Decide whether each statement agrees with the conference program, answering yes or no and quoting the program's deciding words: 1. The coffee break lasts 20 minutes. 2. Registration starts at 08:30. 3. Auditbeat replaces the original audit configuration.

>> start Document section

Program

  • Conference Hall – First Part
    07:45 - 08:30
    Registration
    08:30 - 08:35
    Attila Marosi-Bauer - Opening Ceremony
    08:35 - 09:15
    Rakhim Davletkaliyev - How Will Cryptography Survive the Rise of Quantum Computing?
    The most widely used cryptography today is based upon a handful of ideas from number theory. The key to the security of most communications in the world lies in the sheer scale of the computation required to break codes. But some quantum algorithms will definitely reduce the computation time from billions of years to few hours, rendering modern cryptography useless. How will cryptography survive the rise of quantum computing? Or is there nothing to worry about?
    09:20 - 09:40
    Barnabás Sztán-Kovács - FRIDA, the "Hooker"
    FRIDA is a bad girl who can do nasty things - not only she is a hooker but also an expert at manipulating and eavesdropping. In other words, FRIDA is a superb customizable dynamic instrumentation toolkit which can attach to processes and inject code, even detach without crashing them. It can be used for reverse engineering, hooking, monitoring function calls and can also be used as a special malware analysis tool. This talk will tap into these cases a bit further and gives a glance at the capabilities of FRIDA and the possibilities it offers.
    09:45 - 10:25
    Tobias Schrödel - Social Networks are Social Weapons
    Tobias will talk about Social Networks with two aspects: a) how do they know so much about us, even though we don't give them all this information. There will be an example of what happens, when you upload a picture to a social network. What information can be extracted and where does this lead us to. b) fake news - some examples and how to identify them.
    10:25 - 10:45
    Coffee break (20 mins)
    10:45 - 11:25
    Philipp Krenn - Scale Your Auditing Events
    The Linux Audit daemon is responsible for writing audit records to the disk, which you can then access with ausearch and aureport. However, it turned out that parsing and centralizing these records is not as easy as you would hope. Elastic's new Auditbeat fixes this by keeping the original configuration, but ships them to a centralized location where you can easily visualize all events. You can also use Auditbeat to detect changes to critical files, like binaries and configuration files, and identify potential security policy violations. This talk shows you what can you do to discover changes, events, and potential security breaches as soon as possible on interactive dashboards. Additionally, we are combining Auditd events with logs, which are security relevant.

>> end Document section
>> start Records shown

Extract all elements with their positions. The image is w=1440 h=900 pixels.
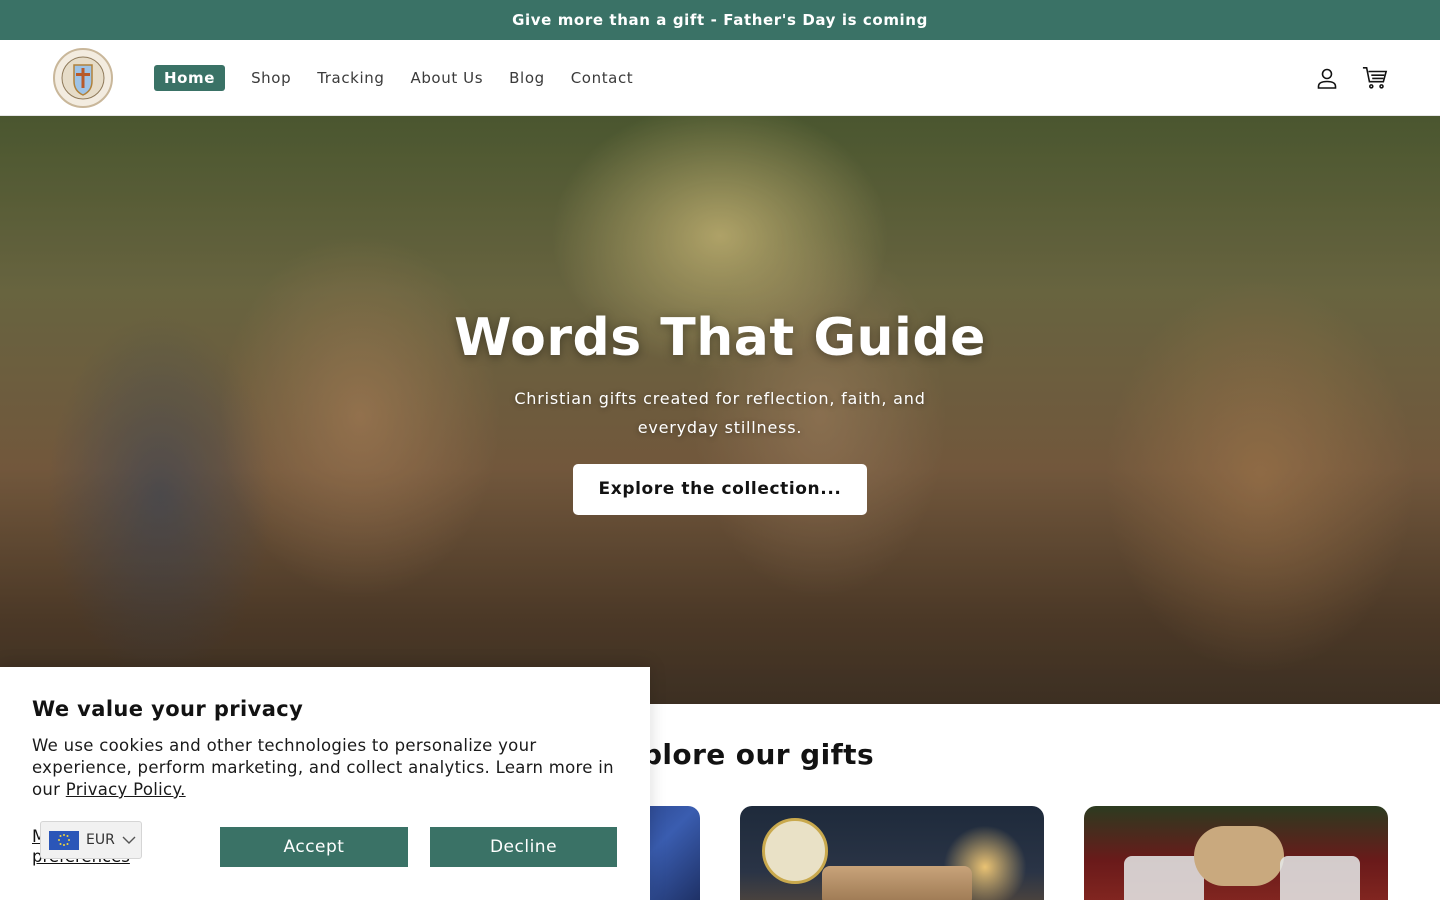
jar-image	[1280, 856, 1360, 900]
site-header: Home Shop Tracking About Us Blog Contact	[0, 40, 1440, 116]
nav-about-us[interactable]: About Us	[410, 69, 483, 87]
nav-contact[interactable]: Contact	[571, 69, 634, 87]
nav-blog[interactable]: Blog	[509, 69, 545, 87]
accept-button[interactable]: Accept	[220, 827, 408, 867]
chevron-down-icon	[122, 836, 136, 844]
hero-title: Words That Guide	[454, 308, 986, 368]
product-card[interactable]	[740, 806, 1044, 900]
nav-home[interactable]: Home	[154, 64, 226, 91]
seal-image	[762, 818, 828, 884]
ribbon-image	[1194, 826, 1284, 886]
nav-shop[interactable]: Shop	[251, 69, 291, 87]
announcement-bar: Give more than a gift - Father's Day is …	[0, 0, 1440, 40]
header-icons	[1314, 65, 1388, 91]
hero-subtitle: Christian gifts created for reflection, …	[514, 389, 926, 437]
site-logo[interactable]	[52, 47, 114, 109]
currency-code: EUR	[86, 832, 115, 848]
cookie-text: We use cookies and other technologies to…	[32, 735, 618, 801]
privacy-policy-link[interactable]: Privacy Policy.	[66, 780, 186, 799]
decline-button[interactable]: Decline	[430, 827, 617, 867]
currency-selector[interactable]: EUR	[40, 821, 142, 859]
jar-image	[822, 866, 972, 900]
product-card[interactable]	[1084, 806, 1388, 900]
hero-banner: Words That Guide Christian gifts created…	[0, 116, 1440, 704]
hero-content: Words That Guide Christian gifts created…	[0, 306, 1440, 515]
eu-flag-icon	[49, 830, 79, 850]
jar-image	[1124, 856, 1204, 900]
main-nav: Home Shop Tracking About Us Blog Contact	[154, 64, 634, 91]
explore-collection-button[interactable]: Explore the collection...	[573, 464, 867, 515]
account-icon[interactable]	[1314, 65, 1340, 91]
announcement-text: Give more than a gift - Father's Day is …	[512, 11, 928, 29]
cookie-title: We value your privacy	[32, 697, 304, 721]
nav-tracking[interactable]: Tracking	[317, 69, 384, 87]
cookie-banner: We value your privacy We use cookies and…	[0, 667, 650, 900]
cart-icon[interactable]	[1362, 65, 1388, 91]
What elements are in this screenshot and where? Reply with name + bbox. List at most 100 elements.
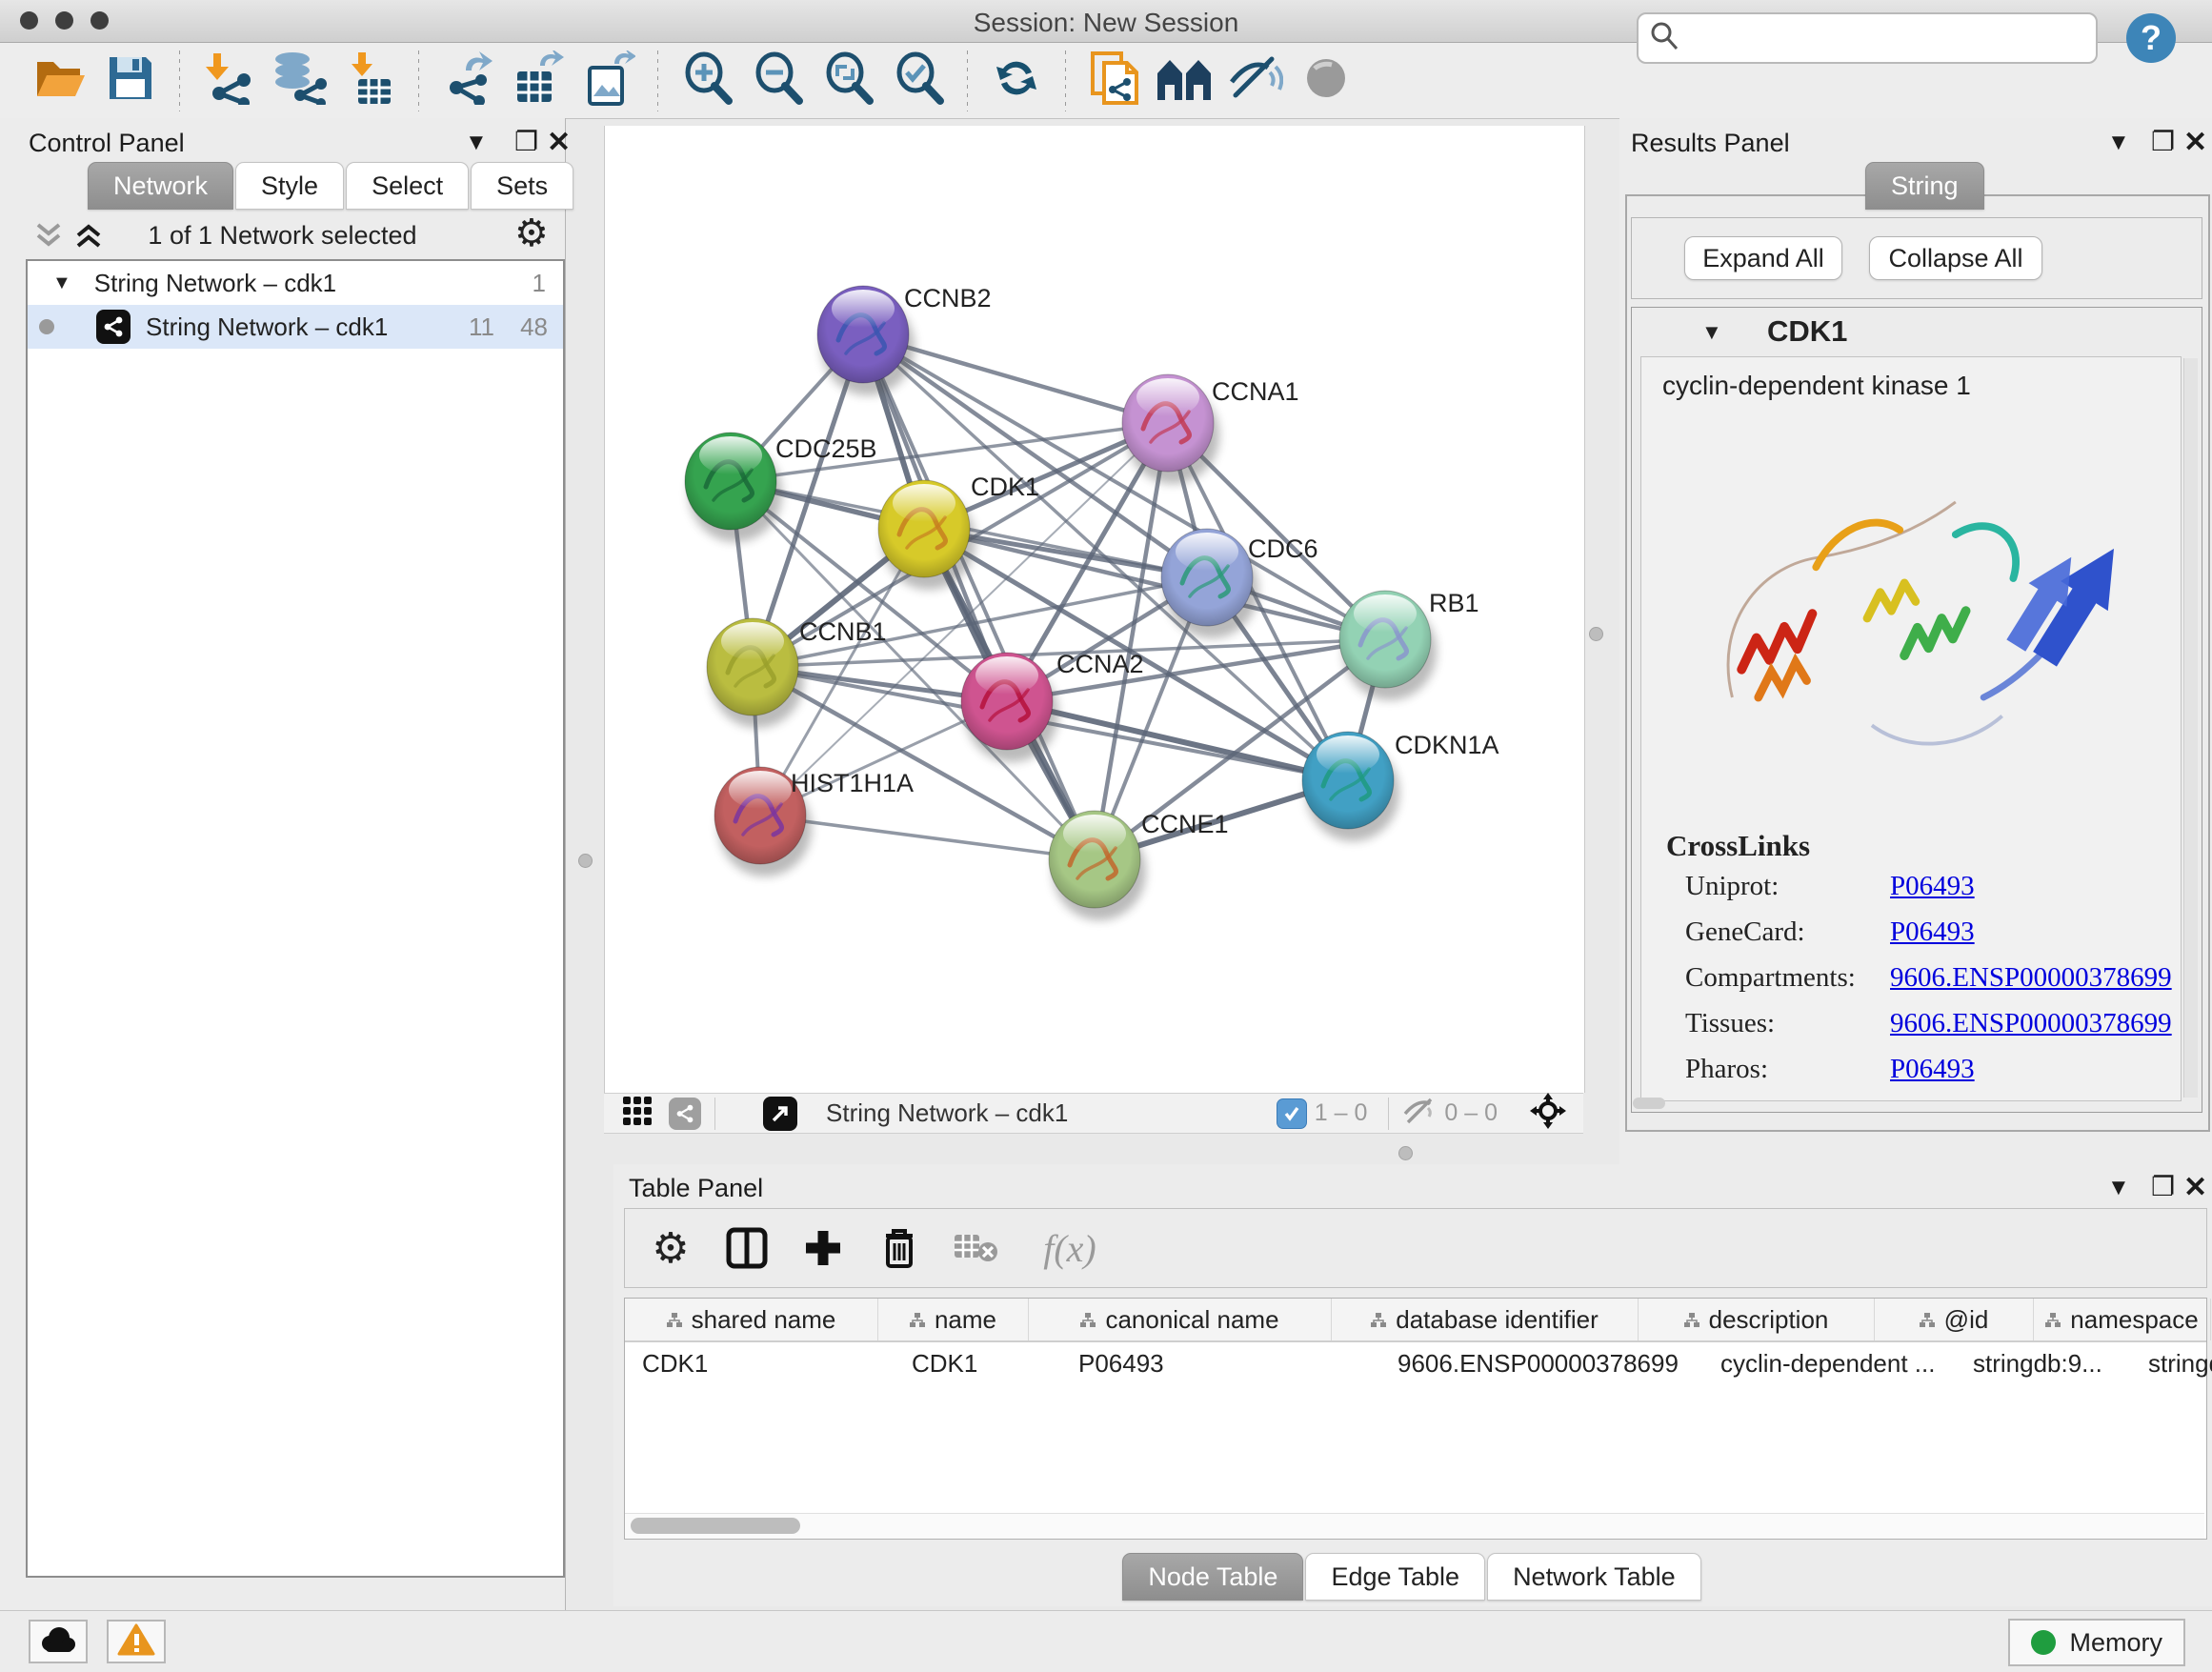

>> end Records shown

## Response for this exercise
1. Yes: "Coffee break (20 mins)"
2. No: "07:45 - 08:30"
3. No: "Elastic's new Auditbeat fixes this by keeping the original configuration"